Data items:
.....

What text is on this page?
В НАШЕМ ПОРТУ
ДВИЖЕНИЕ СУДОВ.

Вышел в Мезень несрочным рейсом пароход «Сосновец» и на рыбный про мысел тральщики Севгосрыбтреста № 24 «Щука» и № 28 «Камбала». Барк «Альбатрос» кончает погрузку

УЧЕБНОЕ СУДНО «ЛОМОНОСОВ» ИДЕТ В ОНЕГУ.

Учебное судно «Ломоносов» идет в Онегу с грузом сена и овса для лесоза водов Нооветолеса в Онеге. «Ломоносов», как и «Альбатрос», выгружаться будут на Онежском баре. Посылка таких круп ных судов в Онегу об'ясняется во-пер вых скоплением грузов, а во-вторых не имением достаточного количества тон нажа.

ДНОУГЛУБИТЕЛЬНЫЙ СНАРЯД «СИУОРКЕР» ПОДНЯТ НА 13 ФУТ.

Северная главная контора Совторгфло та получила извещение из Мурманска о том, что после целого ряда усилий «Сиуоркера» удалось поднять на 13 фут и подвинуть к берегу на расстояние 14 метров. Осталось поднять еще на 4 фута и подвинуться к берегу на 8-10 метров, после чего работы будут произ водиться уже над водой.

.....

• WHAT YOU ARE ASKED TO DO
Give an exact repetition of all the material.

• EXPECTED OUTPUT
What text is on this page?
В НАШЕМ ПОРТУ
ДВИЖЕНИЕ СУДОВ.

Вышел в Мезень несрочным рейсом пароход «Сосновец» и на рыбный про мысел тральщики Севгосрыбтреста № 24 «Щука» и № 28 «Камбала». Барк «Альбатрос» кончает погрузку

УЧЕБНОЕ СУДНО «ЛОМОНОСОВ» ИДЕТ В ОНЕГУ.

Учебное судно «Ломоносов» идет в Онегу с грузом сена и овса для лесоза водов Нооветолеса в Онеге. «Ломоносов», как и «Альбатрос», выгружаться будут на Онежском баре. Посылка таких круп ных судов в Онегу об'ясняется во-пер вых скоплением грузов, а во-вторых не имением достаточного количества тон нажа.

ДНОУГЛУБИТЕЛЬНЫЙ СНАРЯД «СИУОРКЕР» ПОДНЯТ НА 13 ФУТ.

Северная главная контора Совторгфло та получила извещение из Мурманска о том, что после целого ряда усилий «Сиуоркера» удалось поднять на 13 фут и подвинуть к берегу на расстояние 14 метров. Осталось поднять еще на 4 фута и подвинуться к берегу на 8-10 метров, после чего работы будут произ водиться уже над водой.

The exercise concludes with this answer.